▸ GIVEN PROBLEM
Your answer should be a single number: the count of lines that include the word "only".

▸ RECORDS
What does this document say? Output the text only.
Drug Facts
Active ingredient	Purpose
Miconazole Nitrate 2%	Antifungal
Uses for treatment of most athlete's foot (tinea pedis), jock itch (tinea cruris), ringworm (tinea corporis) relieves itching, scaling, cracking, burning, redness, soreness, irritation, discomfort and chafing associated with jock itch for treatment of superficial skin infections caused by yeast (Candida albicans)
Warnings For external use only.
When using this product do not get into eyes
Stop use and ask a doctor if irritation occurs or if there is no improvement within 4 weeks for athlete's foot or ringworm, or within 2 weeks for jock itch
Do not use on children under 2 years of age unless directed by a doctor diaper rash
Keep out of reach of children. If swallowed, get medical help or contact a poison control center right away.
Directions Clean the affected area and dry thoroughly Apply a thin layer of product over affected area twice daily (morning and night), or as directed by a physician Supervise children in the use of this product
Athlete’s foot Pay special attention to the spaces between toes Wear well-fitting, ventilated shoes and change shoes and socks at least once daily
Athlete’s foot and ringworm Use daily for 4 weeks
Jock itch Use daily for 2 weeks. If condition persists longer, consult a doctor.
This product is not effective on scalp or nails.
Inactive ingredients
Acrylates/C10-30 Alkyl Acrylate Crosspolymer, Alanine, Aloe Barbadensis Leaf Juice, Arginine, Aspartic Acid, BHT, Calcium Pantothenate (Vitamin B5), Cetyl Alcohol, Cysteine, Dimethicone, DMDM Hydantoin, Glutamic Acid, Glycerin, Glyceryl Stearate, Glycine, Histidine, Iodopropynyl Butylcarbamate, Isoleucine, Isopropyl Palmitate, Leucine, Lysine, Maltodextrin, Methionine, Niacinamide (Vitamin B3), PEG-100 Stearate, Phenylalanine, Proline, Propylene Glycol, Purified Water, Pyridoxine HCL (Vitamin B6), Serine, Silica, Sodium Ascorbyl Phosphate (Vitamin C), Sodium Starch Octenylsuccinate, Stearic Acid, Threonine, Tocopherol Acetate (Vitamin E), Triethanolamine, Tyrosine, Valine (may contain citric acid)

...

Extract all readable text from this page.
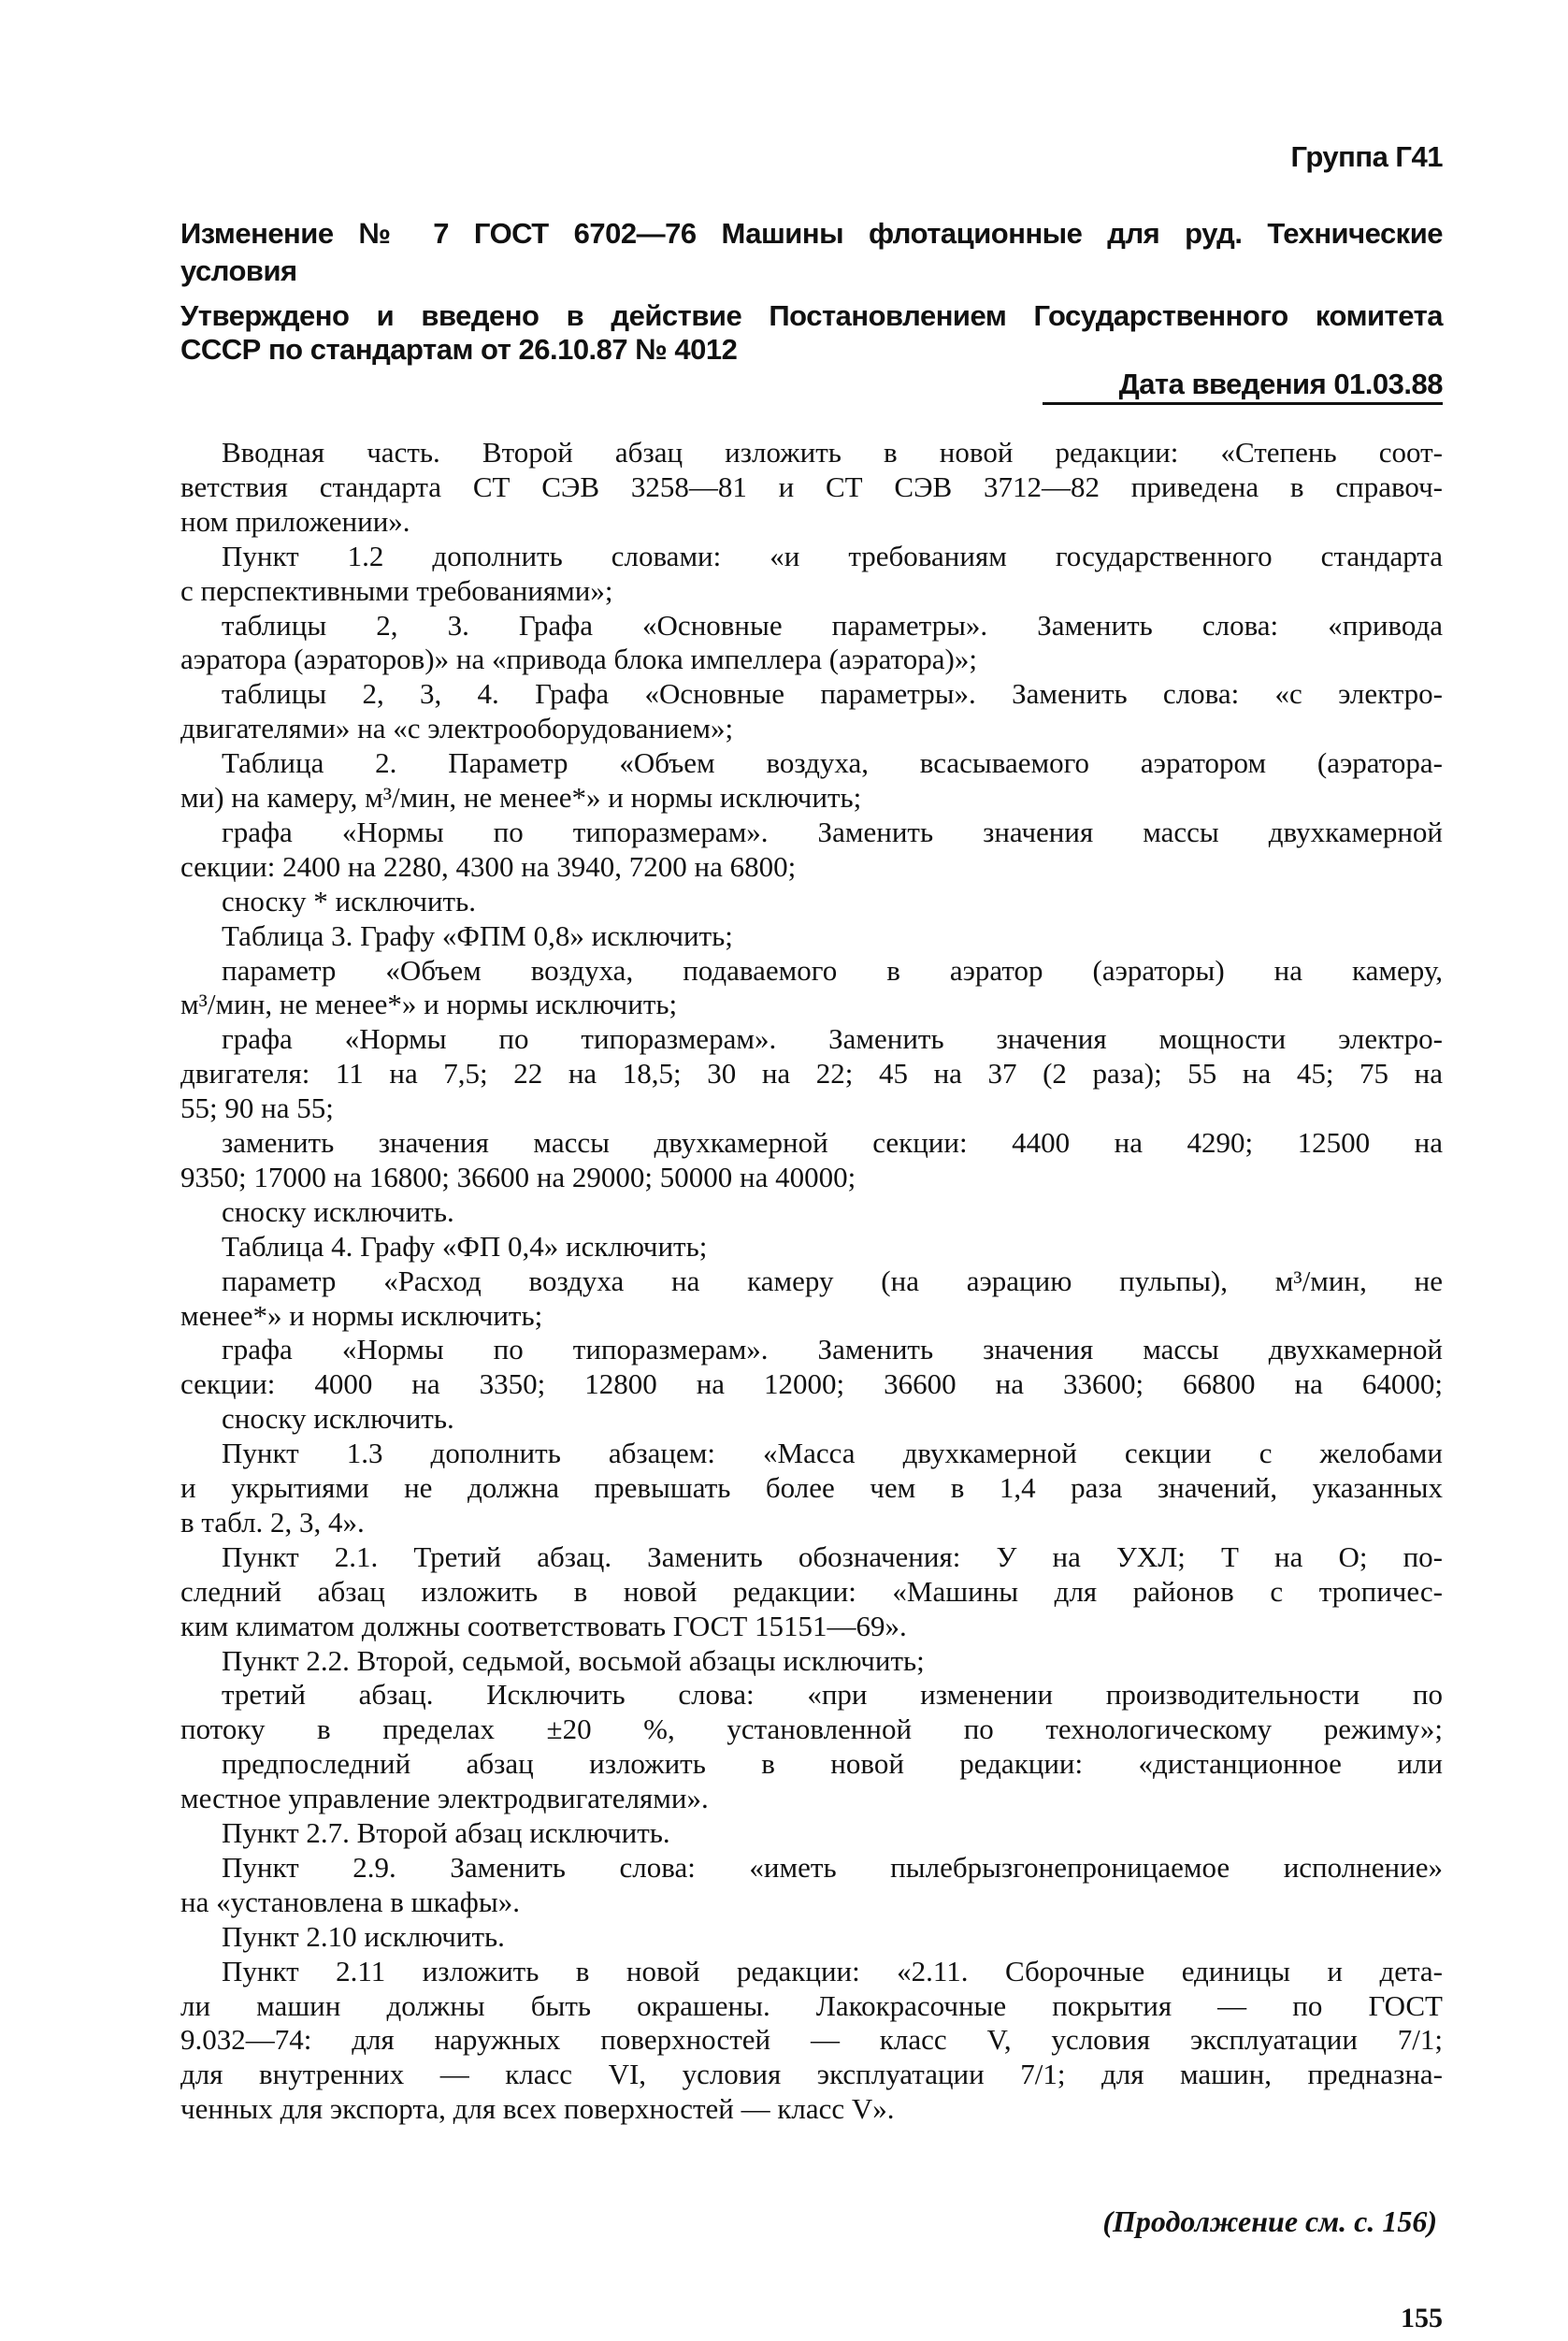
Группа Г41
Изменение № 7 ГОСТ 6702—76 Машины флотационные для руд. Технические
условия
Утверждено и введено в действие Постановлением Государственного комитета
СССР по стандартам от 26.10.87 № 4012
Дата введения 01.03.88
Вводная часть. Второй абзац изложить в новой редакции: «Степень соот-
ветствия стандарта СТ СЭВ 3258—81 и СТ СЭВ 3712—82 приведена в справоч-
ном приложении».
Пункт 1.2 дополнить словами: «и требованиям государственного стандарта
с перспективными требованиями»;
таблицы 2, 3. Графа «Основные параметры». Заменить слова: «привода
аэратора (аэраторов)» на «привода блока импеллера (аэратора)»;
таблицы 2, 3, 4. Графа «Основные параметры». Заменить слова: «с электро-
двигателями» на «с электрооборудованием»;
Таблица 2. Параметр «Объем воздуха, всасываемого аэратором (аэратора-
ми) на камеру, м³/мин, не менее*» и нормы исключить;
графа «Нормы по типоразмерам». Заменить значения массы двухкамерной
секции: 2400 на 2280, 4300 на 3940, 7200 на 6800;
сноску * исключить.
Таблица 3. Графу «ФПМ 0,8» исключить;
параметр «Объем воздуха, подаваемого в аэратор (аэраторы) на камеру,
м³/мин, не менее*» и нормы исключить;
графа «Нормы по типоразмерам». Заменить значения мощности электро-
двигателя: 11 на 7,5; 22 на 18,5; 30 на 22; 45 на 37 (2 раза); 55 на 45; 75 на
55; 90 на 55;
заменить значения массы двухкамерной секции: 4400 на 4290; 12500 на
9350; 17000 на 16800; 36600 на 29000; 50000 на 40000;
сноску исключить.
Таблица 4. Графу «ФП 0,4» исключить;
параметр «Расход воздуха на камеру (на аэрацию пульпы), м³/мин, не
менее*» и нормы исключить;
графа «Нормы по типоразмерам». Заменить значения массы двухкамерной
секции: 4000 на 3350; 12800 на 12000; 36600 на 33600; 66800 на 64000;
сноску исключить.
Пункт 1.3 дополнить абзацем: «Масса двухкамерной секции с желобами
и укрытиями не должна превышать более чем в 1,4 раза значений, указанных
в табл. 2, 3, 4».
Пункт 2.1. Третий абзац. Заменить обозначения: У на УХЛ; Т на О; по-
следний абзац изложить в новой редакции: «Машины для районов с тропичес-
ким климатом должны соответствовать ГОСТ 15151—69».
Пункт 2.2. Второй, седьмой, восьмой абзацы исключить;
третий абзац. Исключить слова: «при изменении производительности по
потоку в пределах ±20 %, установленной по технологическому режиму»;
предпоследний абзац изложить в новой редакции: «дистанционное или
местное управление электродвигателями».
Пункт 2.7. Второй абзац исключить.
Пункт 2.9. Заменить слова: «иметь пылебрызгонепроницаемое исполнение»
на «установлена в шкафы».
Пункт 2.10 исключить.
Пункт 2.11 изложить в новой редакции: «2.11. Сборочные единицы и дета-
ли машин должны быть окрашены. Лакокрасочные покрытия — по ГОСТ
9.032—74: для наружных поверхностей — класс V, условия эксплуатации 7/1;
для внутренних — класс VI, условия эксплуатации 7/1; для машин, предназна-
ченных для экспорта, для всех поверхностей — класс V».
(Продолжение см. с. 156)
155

▸ COMPLETED EXERCISE
2